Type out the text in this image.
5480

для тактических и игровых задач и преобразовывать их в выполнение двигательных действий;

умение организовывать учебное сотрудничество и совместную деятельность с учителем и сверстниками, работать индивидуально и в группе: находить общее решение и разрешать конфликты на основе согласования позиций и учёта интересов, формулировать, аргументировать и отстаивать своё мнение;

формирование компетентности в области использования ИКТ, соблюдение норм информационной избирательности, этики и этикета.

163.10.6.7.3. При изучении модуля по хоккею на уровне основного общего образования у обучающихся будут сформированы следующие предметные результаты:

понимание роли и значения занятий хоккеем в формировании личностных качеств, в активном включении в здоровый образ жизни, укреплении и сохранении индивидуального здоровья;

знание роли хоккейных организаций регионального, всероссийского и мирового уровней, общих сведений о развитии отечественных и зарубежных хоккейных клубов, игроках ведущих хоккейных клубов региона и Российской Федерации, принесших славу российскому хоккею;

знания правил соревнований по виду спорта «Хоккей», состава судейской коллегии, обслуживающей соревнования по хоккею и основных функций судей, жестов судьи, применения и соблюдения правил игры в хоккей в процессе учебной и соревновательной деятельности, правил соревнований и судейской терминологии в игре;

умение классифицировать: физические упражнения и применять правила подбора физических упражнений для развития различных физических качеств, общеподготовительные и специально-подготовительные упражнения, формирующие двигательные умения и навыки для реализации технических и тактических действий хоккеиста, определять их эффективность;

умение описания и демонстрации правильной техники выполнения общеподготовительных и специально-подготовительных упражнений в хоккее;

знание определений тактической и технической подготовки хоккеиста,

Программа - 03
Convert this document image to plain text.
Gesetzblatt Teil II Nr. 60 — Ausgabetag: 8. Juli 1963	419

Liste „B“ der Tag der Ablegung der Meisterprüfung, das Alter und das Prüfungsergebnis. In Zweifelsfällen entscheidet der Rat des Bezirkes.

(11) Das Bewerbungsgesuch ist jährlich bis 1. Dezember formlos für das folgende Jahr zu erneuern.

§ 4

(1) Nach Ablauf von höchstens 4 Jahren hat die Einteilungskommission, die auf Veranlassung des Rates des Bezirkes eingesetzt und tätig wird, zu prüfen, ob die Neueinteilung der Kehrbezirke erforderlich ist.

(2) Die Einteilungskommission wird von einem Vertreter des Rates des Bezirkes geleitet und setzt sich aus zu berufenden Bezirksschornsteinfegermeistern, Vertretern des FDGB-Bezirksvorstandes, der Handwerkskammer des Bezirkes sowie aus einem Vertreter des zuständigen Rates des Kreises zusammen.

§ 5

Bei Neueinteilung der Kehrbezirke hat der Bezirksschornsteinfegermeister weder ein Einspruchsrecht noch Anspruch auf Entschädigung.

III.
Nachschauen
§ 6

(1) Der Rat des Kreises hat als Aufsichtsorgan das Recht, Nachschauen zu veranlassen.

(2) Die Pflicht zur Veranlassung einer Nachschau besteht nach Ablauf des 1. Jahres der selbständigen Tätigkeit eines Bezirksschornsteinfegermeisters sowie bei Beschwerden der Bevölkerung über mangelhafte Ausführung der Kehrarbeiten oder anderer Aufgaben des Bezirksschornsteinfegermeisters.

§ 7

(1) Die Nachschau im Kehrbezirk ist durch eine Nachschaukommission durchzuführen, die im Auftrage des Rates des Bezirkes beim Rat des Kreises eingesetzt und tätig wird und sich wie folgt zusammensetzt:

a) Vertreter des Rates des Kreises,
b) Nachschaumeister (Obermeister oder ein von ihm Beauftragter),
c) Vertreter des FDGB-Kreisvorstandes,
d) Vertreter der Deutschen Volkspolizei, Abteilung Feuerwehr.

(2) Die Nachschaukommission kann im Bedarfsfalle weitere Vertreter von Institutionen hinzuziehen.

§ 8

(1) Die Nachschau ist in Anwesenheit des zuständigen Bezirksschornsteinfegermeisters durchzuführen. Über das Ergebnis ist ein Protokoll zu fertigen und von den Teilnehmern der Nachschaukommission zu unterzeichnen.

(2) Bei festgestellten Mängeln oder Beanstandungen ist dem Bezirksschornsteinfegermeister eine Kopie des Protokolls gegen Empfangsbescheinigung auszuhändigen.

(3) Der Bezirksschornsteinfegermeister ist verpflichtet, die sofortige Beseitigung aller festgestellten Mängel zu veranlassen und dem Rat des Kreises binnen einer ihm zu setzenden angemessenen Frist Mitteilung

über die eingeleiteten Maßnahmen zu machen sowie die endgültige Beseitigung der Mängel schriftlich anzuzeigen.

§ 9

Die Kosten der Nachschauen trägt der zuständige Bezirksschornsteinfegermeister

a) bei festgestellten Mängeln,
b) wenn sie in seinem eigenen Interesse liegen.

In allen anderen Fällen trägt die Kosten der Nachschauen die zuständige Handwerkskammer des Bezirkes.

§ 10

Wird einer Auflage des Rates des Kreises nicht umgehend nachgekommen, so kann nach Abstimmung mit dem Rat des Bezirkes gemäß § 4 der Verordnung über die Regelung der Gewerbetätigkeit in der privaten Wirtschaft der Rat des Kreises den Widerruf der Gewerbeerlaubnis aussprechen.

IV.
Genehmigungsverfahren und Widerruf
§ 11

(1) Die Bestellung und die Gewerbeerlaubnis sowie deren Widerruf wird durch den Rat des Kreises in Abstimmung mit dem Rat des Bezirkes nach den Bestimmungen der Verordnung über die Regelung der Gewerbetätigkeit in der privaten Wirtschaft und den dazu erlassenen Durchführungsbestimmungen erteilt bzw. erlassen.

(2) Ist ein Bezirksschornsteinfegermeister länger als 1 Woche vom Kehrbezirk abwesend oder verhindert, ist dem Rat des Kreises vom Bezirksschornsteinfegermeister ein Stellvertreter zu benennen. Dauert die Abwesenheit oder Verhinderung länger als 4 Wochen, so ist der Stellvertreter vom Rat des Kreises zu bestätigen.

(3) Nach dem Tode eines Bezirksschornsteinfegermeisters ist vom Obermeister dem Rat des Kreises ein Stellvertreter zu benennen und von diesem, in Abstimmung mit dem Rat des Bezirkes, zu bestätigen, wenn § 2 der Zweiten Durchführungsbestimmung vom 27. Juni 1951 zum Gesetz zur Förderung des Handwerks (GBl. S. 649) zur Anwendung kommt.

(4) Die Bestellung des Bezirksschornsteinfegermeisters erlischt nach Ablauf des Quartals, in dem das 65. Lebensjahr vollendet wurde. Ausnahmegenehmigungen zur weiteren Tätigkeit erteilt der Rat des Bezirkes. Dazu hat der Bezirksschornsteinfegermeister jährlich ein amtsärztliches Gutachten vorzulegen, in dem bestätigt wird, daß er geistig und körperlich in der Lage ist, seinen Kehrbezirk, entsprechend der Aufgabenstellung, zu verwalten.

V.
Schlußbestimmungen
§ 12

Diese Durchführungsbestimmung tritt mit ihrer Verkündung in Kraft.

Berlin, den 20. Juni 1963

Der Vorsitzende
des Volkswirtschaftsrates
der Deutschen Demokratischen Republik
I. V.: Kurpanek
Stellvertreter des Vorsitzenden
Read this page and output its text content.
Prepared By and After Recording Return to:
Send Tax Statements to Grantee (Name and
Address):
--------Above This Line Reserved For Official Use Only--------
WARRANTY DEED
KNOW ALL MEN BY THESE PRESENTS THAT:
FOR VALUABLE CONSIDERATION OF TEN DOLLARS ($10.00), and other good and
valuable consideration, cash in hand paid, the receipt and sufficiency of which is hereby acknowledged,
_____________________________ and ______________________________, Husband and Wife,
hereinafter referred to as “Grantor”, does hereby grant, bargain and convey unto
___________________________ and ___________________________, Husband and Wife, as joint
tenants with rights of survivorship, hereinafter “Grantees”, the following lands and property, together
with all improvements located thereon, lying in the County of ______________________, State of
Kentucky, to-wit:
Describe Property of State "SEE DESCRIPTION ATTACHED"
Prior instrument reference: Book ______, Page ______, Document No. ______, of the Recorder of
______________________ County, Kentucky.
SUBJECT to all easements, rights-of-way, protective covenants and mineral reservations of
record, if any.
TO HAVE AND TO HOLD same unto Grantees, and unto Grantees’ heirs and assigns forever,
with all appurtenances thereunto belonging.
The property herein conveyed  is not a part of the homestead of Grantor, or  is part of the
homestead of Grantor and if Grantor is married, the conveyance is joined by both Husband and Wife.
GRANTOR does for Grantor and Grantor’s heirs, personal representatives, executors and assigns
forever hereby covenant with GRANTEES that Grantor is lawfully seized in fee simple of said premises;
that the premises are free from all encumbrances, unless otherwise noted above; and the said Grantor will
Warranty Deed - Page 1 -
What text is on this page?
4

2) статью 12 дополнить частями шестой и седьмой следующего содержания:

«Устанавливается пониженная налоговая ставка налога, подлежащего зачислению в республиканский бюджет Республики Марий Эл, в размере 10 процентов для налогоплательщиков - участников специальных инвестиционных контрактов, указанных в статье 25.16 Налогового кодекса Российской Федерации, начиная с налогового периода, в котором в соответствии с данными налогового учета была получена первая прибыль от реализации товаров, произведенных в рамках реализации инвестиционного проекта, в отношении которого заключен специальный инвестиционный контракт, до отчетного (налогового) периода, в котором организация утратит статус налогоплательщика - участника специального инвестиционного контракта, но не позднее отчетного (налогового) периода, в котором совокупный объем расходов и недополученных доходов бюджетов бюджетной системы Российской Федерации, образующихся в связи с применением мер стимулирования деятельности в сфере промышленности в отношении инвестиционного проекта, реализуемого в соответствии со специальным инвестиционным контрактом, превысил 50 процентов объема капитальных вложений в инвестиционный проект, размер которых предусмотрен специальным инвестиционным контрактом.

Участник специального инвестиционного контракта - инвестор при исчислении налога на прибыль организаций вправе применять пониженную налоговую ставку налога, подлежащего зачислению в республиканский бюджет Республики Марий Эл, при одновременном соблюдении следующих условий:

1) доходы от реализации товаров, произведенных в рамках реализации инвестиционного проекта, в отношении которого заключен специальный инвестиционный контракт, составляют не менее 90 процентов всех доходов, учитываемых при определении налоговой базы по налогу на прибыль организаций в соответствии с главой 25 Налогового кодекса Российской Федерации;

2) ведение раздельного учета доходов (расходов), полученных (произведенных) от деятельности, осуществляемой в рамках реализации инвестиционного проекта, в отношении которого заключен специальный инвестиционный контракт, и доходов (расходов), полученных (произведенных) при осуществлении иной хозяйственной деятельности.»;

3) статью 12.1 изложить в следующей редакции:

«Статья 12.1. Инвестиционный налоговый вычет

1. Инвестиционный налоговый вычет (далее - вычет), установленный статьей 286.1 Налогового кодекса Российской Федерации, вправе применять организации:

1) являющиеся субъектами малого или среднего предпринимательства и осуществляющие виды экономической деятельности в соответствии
------------------------------------------------------------
Exercise prompt ▸
Your answer should be a single number: the count of lines holding the word "County".

Finished exercise ▸
2